§ GOAL OF THE EXERCISE
Make an exact copy of all the material below, apart from the pictures.

--- begin ---

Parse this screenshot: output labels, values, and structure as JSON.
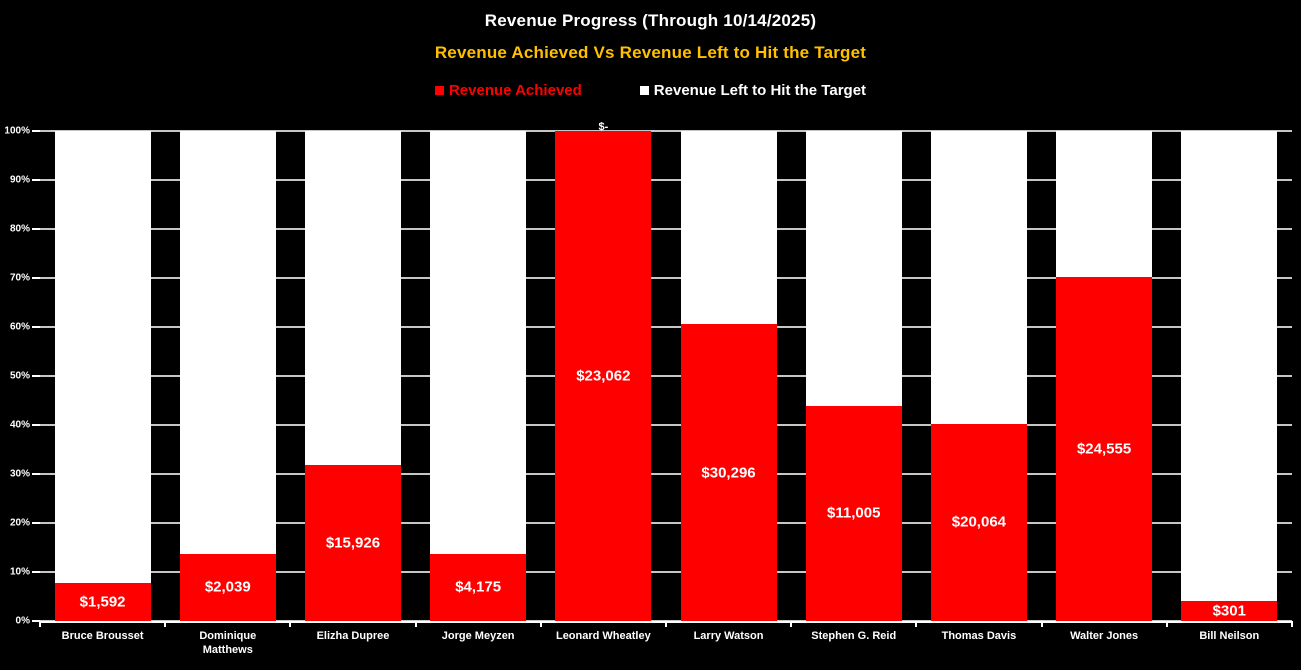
{
  "chart_data": {
    "type": "bar",
    "variant": "100-percent-stacked-column",
    "title": "Revenue Progress (Through 10/14/2025)",
    "subtitle": "Revenue Achieved Vs Revenue Left to Hit the Target",
    "legend_position": "top",
    "grid": true,
    "xlabel": "",
    "ylabel": "",
    "ylim": [
      0,
      100
    ],
    "y_ticks": [
      "100%",
      "90%",
      "80%",
      "70%",
      "60%",
      "50%",
      "40%",
      "30%",
      "20%",
      "10%",
      "0%"
    ],
    "categories": [
      "Bruce Brousset",
      "Dominique Matthews",
      "Elizha Dupree",
      "Jorge Meyzen",
      "Leonard Wheatley",
      "Larry Watson",
      "Stephen G. Reid",
      "Thomas Davis",
      "Walter Jones",
      "Bill Neilson"
    ],
    "series": [
      {
        "name": "Revenue Achieved",
        "color": "#FF0000",
        "percent_of_target": [
          7.8,
          13.7,
          31.8,
          13.7,
          100,
          60.6,
          43.9,
          40.3,
          70.2,
          4.1
        ],
        "data_labels": [
          "$1,592",
          "$2,039",
          "$15,926",
          "$4,175",
          "$23,062",
          "$30,296",
          "$11,005",
          "$20,064",
          "$24,555",
          "$301"
        ]
      },
      {
        "name": "Revenue Left to Hit the Target",
        "color": "#FFFFFF",
        "percent_of_target": [
          92.2,
          86.3,
          68.2,
          86.3,
          0,
          39.4,
          56.1,
          59.7,
          29.8,
          95.9
        ],
        "data_labels": [
          "",
          "",
          "",
          "",
          "$-",
          "",
          "",
          "",
          "",
          ""
        ]
      }
    ],
    "colors": {
      "background": "#000000",
      "gridline": "#C6C6C6",
      "axis": "#FFFFFF",
      "title": "#FFFFFF",
      "subtitle": "#FFC000",
      "value_label": "#FFFFFF",
      "achieved": "#FF0000",
      "remaining": "#FFFFFF"
    }
  }
}
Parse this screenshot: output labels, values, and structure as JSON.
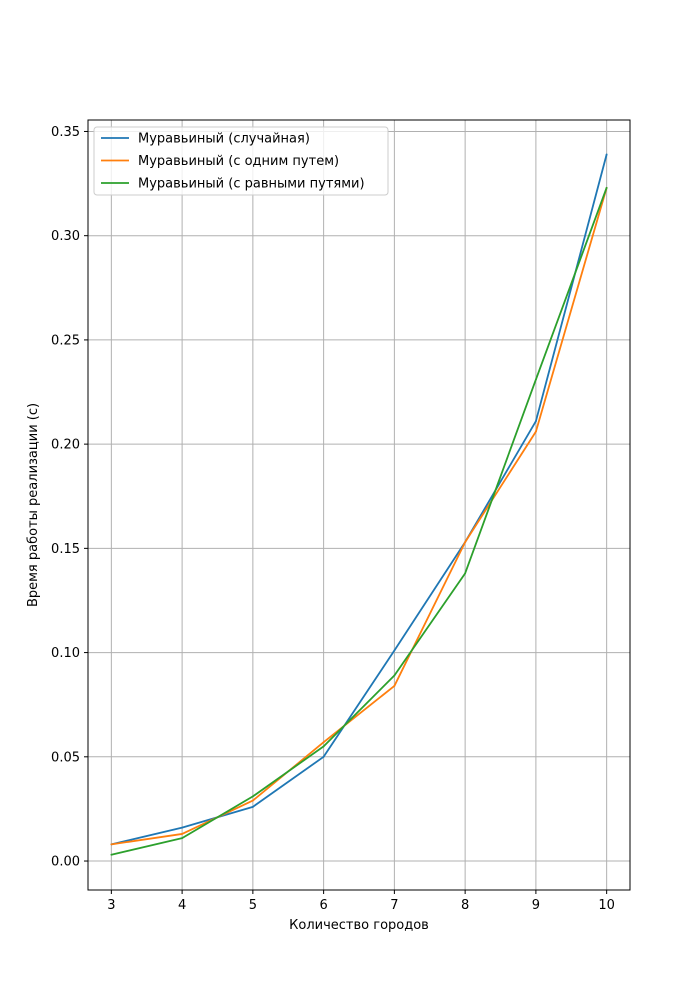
{
  "chart_data": {
    "type": "line",
    "title": "",
    "xlabel": "Количество городов",
    "ylabel": "Время работы реализации (с)",
    "x": [
      3,
      4,
      5,
      6,
      7,
      8,
      9,
      10
    ],
    "xticks": [
      "3",
      "4",
      "5",
      "6",
      "7",
      "8",
      "9",
      "10"
    ],
    "yticks": [
      "0.00",
      "0.05",
      "0.10",
      "0.15",
      "0.20",
      "0.25",
      "0.30",
      "0.35"
    ],
    "ytick_values": [
      0,
      0.05,
      0.1,
      0.15,
      0.2,
      0.25,
      0.3,
      0.35
    ],
    "xlim": [
      2.67,
      10.33
    ],
    "ylim": [
      -0.0139,
      0.3555
    ],
    "grid": true,
    "legend_position": "top-left",
    "series": [
      {
        "name": "Муравьиный (случайная)",
        "color": "#1f77b4",
        "values": [
          0.008,
          0.016,
          0.026,
          0.05,
          0.101,
          0.153,
          0.211,
          0.339
        ]
      },
      {
        "name": "Муравьиный (с одним путем)",
        "color": "#ff7f0e",
        "values": [
          0.008,
          0.013,
          0.029,
          0.057,
          0.084,
          0.153,
          0.206,
          0.323
        ]
      },
      {
        "name": "Муравьиный (с равными путями)",
        "color": "#2ca02c",
        "values": [
          0.003,
          0.011,
          0.031,
          0.055,
          0.089,
          0.138,
          0.231,
          0.323
        ]
      }
    ]
  }
}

--- end ---

§ RESULT FOR THIS TASK
Parse this screenshot: output labels, values, and structure as JSON.
{
  "chart_data": {
    "type": "bar",
    "variant": "100-percent-stacked-column",
    "title": "Revenue Progress (Through 10/14/2025)",
    "subtitle": "Revenue Achieved Vs Revenue Left to Hit the Target",
    "legend_position": "top",
    "grid": true,
    "xlabel": "",
    "ylabel": "",
    "ylim": [
      0,
      100
    ],
    "y_ticks": [
      "100%",
      "90%",
      "80%",
      "70%",
      "60%",
      "50%",
      "40%",
      "30%",
      "20%",
      "10%",
      "0%"
    ],
    "categories": [
      "Bruce Brousset",
      "Dominique Matthews",
      "Elizha Dupree",
      "Jorge Meyzen",
      "Leonard Wheatley",
      "Larry Watson",
      "Stephen G. Reid",
      "Thomas Davis",
      "Walter Jones",
      "Bill Neilson"
    ],
    "series": [
      {
        "name": "Revenue Achieved",
        "color": "#FF0000",
        "percent_of_target": [
          7.8,
          13.7,
          31.8,
          13.7,
          100,
          60.6,
          43.9,
          40.3,
          70.2,
          4.1
        ],
        "data_labels": [
          "$1,592",
          "$2,039",
          "$15,926",
          "$4,175",
          "$23,062",
          "$30,296",
          "$11,005",
          "$20,064",
          "$24,555",
          "$301"
        ]
      },
      {
        "name": "Revenue Left to Hit the Target",
        "color": "#FFFFFF",
        "percent_of_target": [
          92.2,
          86.3,
          68.2,
          86.3,
          0,
          39.4,
          56.1,
          59.7,
          29.8,
          95.9
        ],
        "data_labels": [
          "",
          "",
          "",
          "",
          "$-",
          "",
          "",
          "",
          "",
          ""
        ]
      }
    ],
    "colors": {
      "background": "#000000",
      "gridline": "#C6C6C6",
      "axis": "#FFFFFF",
      "title": "#FFFFFF",
      "subtitle": "#FFC000",
      "value_label": "#FFFFFF",
      "achieved": "#FF0000",
      "remaining": "#FFFFFF"
    }
  }
}
Parse this screenshot: output labels, values, and structure as JSON.
{
  "chart_data": {
    "type": "line",
    "title": "",
    "xlabel": "Количество городов",
    "ylabel": "Время работы реализации (с)",
    "x": [
      3,
      4,
      5,
      6,
      7,
      8,
      9,
      10
    ],
    "xticks": [
      "3",
      "4",
      "5",
      "6",
      "7",
      "8",
      "9",
      "10"
    ],
    "yticks": [
      "0.00",
      "0.05",
      "0.10",
      "0.15",
      "0.20",
      "0.25",
      "0.30",
      "0.35"
    ],
    "ytick_values": [
      0,
      0.05,
      0.1,
      0.15,
      0.2,
      0.25,
      0.3,
      0.35
    ],
    "xlim": [
      2.67,
      10.33
    ],
    "ylim": [
      -0.0139,
      0.3555
    ],
    "grid": true,
    "legend_position": "top-left",
    "series": [
      {
        "name": "Муравьиный (случайная)",
        "color": "#1f77b4",
        "values": [
          0.008,
          0.016,
          0.026,
          0.05,
          0.101,
          0.153,
          0.211,
          0.339
        ]
      },
      {
        "name": "Муравьиный (с одним путем)",
        "color": "#ff7f0e",
        "values": [
          0.008,
          0.013,
          0.029,
          0.057,
          0.084,
          0.153,
          0.206,
          0.323
        ]
      },
      {
        "name": "Муравьиный (с равными путями)",
        "color": "#2ca02c",
        "values": [
          0.003,
          0.011,
          0.031,
          0.055,
          0.089,
          0.138,
          0.231,
          0.323
        ]
      }
    ]
  }
}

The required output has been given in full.